(Extracts from a graphics dataset)

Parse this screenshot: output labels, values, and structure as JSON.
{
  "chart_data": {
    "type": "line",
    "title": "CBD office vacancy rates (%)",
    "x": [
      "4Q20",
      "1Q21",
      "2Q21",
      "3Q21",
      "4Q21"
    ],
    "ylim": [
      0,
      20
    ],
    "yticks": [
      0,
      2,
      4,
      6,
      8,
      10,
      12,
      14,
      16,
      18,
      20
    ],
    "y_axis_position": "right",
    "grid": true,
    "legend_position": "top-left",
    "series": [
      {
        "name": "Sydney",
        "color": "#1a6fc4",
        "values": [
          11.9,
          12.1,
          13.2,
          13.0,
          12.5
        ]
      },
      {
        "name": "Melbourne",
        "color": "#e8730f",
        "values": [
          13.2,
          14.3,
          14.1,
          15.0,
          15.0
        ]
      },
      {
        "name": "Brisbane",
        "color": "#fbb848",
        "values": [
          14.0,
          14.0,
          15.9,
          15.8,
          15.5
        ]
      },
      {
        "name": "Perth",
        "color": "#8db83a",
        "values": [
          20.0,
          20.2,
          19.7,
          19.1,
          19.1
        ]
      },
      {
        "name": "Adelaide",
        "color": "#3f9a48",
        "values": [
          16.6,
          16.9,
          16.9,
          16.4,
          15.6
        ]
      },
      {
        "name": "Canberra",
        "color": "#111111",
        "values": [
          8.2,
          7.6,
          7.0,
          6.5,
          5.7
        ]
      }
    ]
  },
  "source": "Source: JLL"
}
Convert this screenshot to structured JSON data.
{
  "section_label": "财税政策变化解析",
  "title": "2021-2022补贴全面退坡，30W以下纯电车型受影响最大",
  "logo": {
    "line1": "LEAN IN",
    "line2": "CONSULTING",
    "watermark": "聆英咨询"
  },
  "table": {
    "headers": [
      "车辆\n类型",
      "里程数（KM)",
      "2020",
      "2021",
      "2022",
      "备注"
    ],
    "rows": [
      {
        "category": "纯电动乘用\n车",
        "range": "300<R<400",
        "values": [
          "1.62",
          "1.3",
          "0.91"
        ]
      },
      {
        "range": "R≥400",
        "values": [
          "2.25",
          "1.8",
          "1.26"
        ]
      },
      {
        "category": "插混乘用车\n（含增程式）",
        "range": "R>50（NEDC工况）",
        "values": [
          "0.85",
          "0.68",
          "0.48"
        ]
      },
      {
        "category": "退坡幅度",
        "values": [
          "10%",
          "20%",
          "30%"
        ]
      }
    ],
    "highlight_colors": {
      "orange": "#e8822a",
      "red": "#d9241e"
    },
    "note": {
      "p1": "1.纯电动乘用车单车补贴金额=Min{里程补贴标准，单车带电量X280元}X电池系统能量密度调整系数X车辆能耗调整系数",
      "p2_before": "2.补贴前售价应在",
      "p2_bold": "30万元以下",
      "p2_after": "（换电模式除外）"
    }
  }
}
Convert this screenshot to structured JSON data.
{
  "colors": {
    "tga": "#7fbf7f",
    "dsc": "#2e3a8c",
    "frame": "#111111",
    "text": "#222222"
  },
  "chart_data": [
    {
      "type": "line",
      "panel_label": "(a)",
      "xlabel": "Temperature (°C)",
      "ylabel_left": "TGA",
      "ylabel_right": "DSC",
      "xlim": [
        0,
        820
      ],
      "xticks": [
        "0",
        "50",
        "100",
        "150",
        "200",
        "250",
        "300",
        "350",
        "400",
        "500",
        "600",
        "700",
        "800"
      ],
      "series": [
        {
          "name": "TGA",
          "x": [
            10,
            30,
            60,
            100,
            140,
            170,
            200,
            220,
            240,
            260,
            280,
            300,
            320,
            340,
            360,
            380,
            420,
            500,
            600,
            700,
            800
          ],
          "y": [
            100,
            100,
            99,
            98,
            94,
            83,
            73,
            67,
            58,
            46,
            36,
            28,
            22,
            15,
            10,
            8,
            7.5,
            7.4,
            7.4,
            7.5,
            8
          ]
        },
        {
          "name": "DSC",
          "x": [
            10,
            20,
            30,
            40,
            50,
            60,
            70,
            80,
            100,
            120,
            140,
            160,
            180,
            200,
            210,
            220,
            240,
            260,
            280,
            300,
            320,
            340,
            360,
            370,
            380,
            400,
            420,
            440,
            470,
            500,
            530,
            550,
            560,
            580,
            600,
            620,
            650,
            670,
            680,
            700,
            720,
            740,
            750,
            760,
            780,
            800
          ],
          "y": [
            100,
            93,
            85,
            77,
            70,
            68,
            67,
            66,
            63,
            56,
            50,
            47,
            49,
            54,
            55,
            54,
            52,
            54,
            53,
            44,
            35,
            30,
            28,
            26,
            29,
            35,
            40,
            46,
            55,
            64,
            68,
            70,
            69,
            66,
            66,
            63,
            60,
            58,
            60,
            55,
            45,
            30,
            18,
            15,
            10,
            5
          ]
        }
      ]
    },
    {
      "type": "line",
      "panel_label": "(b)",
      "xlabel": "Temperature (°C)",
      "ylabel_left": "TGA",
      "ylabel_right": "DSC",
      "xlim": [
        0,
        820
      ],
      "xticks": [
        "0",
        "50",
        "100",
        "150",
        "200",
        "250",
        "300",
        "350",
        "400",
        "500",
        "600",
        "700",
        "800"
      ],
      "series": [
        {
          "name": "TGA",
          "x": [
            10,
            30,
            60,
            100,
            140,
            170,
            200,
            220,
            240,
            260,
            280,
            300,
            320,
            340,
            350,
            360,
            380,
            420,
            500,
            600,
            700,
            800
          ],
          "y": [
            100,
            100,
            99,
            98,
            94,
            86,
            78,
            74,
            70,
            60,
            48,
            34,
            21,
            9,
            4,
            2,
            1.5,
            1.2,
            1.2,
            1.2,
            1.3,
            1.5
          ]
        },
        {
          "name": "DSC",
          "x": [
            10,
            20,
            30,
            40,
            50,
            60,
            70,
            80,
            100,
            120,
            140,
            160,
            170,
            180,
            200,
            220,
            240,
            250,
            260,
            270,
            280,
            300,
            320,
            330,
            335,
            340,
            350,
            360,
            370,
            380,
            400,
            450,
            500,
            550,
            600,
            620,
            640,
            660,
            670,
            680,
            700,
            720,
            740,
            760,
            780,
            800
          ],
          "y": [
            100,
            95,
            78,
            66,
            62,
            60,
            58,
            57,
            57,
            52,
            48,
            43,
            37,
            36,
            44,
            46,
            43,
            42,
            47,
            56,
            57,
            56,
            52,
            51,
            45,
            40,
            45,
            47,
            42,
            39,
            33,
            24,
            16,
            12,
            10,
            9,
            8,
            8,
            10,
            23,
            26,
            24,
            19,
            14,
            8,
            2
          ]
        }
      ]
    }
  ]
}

• _Written instruction_
Output an exact copy of each record.

• _Answer to the problem_
Parse this screenshot: output labels, values, and structure as JSON.
{
  "chart_data": {
    "type": "line",
    "title": "CBD office vacancy rates (%)",
    "x": [
      "4Q20",
      "1Q21",
      "2Q21",
      "3Q21",
      "4Q21"
    ],
    "ylim": [
      0,
      20
    ],
    "yticks": [
      0,
      2,
      4,
      6,
      8,
      10,
      12,
      14,
      16,
      18,
      20
    ],
    "y_axis_position": "right",
    "grid": true,
    "legend_position": "top-left",
    "series": [
      {
        "name": "Sydney",
        "color": "#1a6fc4",
        "values": [
          11.9,
          12.1,
          13.2,
          13.0,
          12.5
        ]
      },
      {
        "name": "Melbourne",
        "color": "#e8730f",
        "values": [
          13.2,
          14.3,
          14.1,
          15.0,
          15.0
        ]
      },
      {
        "name": "Brisbane",
        "color": "#fbb848",
        "values": [
          14.0,
          14.0,
          15.9,
          15.8,
          15.5
        ]
      },
      {
        "name": "Perth",
        "color": "#8db83a",
        "values": [
          20.0,
          20.2,
          19.7,
          19.1,
          19.1
        ]
      },
      {
        "name": "Adelaide",
        "color": "#3f9a48",
        "values": [
          16.6,
          16.9,
          16.9,
          16.4,
          15.6
        ]
      },
      {
        "name": "Canberra",
        "color": "#111111",
        "values": [
          8.2,
          7.6,
          7.0,
          6.5,
          5.7
        ]
      }
    ]
  },
  "source": "Source: JLL"
}
Convert this screenshot to structured JSON data.
{
  "section_label": "财税政策变化解析",
  "title": "2021-2022补贴全面退坡，30W以下纯电车型受影响最大",
  "logo": {
    "line1": "LEAN IN",
    "line2": "CONSULTING",
    "watermark": "聆英咨询"
  },
  "table": {
    "headers": [
      "车辆\n类型",
      "里程数（KM)",
      "2020",
      "2021",
      "2022",
      "备注"
    ],
    "rows": [
      {
        "category": "纯电动乘用\n车",
        "range": "300<R<400",
        "values": [
          "1.62",
          "1.3",
          "0.91"
        ]
      },
      {
        "range": "R≥400",
        "values": [
          "2.25",
          "1.8",
          "1.26"
        ]
      },
      {
        "category": "插混乘用车\n（含增程式）",
        "range": "R>50（NEDC工况）",
        "values": [
          "0.85",
          "0.68",
          "0.48"
        ]
      },
      {
        "category": "退坡幅度",
        "values": [
          "10%",
          "20%",
          "30%"
        ]
      }
    ],
    "highlight_colors": {
      "orange": "#e8822a",
      "red": "#d9241e"
    },
    "note": {
      "p1": "1.纯电动乘用车单车补贴金额=Min{里程补贴标准，单车带电量X280元}X电池系统能量密度调整系数X车辆能耗调整系数",
      "p2_before": "2.补贴前售价应在",
      "p2_bold": "30万元以下",
      "p2_after": "（换电模式除外）"
    }
  }
}
Convert this screenshot to structured JSON data.
{
  "colors": {
    "tga": "#7fbf7f",
    "dsc": "#2e3a8c",
    "frame": "#111111",
    "text": "#222222"
  },
  "chart_data": [
    {
      "type": "line",
      "panel_label": "(a)",
      "xlabel": "Temperature (°C)",
      "ylabel_left": "TGA",
      "ylabel_right": "DSC",
      "xlim": [
        0,
        820
      ],
      "xticks": [
        "0",
        "50",
        "100",
        "150",
        "200",
        "250",
        "300",
        "350",
        "400",
        "500",
        "600",
        "700",
        "800"
      ],
      "series": [
        {
          "name": "TGA",
          "x": [
            10,
            30,
            60,
            100,
            140,
            170,
            200,
            220,
            240,
            260,
            280,
            300,
            320,
            340,
            360,
            380,
            420,
            500,
            600,
            700,
            800
          ],
          "y": [
            100,
            100,
            99,
            98,
            94,
            83,
            73,
            67,
            58,
            46,
            36,
            28,
            22,
            15,
            10,
            8,
            7.5,
            7.4,
            7.4,
            7.5,
            8
          ]
        },
        {
          "name": "DSC",
          "x": [
            10,
            20,
            30,
            40,
            50,
            60,
            70,
            80,
            100,
            120,
            140,
            160,
            180,
            200,
            210,
            220,
            240,
            260,
            280,
            300,
            320,
            340,
            360,
            370,
            380,
            400,
            420,
            440,
            470,
            500,
            530,
            550,
            560,
            580,
            600,
            620,
            650,
            670,
            680,
            700,
            720,
            740,
            750,
            760,
            780,
            800
          ],
          "y": [
            100,
            93,
            85,
            77,
            70,
            68,
            67,
            66,
            63,
            56,
            50,
            47,
            49,
            54,
            55,
            54,
            52,
            54,
            53,
            44,
            35,
            30,
            28,
            26,
            29,
            35,
            40,
            46,
            55,
            64,
            68,
            70,
            69,
            66,
            66,
            63,
            60,
            58,
            60,
            55,
            45,
            30,
            18,
            15,
            10,
            5
          ]
        }
      ]
    },
    {
      "type": "line",
      "panel_label": "(b)",
      "xlabel": "Temperature (°C)",
      "ylabel_left": "TGA",
      "ylabel_right": "DSC",
      "xlim": [
        0,
        820
      ],
      "xticks": [
        "0",
        "50",
        "100",
        "150",
        "200",
        "250",
        "300",
        "350",
        "400",
        "500",
        "600",
        "700",
        "800"
      ],
      "series": [
        {
          "name": "TGA",
          "x": [
            10,
            30,
            60,
            100,
            140,
            170,
            200,
            220,
            240,
            260,
            280,
            300,
            320,
            340,
            350,
            360,
            380,
            420,
            500,
            600,
            700,
            800
          ],
          "y": [
            100,
            100,
            99,
            98,
            94,
            86,
            78,
            74,
            70,
            60,
            48,
            34,
            21,
            9,
            4,
            2,
            1.5,
            1.2,
            1.2,
            1.2,
            1.3,
            1.5
          ]
        },
        {
          "name": "DSC",
          "x": [
            10,
            20,
            30,
            40,
            50,
            60,
            70,
            80,
            100,
            120,
            140,
            160,
            170,
            180,
            200,
            220,
            240,
            250,
            260,
            270,
            280,
            300,
            320,
            330,
            335,
            340,
            350,
            360,
            370,
            380,
            400,
            450,
            500,
            550,
            600,
            620,
            640,
            660,
            670,
            680,
            700,
            720,
            740,
            760,
            780,
            800
          ],
          "y": [
            100,
            95,
            78,
            66,
            62,
            60,
            58,
            57,
            57,
            52,
            48,
            43,
            37,
            36,
            44,
            46,
            43,
            42,
            47,
            56,
            57,
            56,
            52,
            51,
            45,
            40,
            45,
            47,
            42,
            39,
            33,
            24,
            16,
            12,
            10,
            9,
            8,
            8,
            10,
            23,
            26,
            24,
            19,
            14,
            8,
            2
          ]
        }
      ]
    }
  ]
}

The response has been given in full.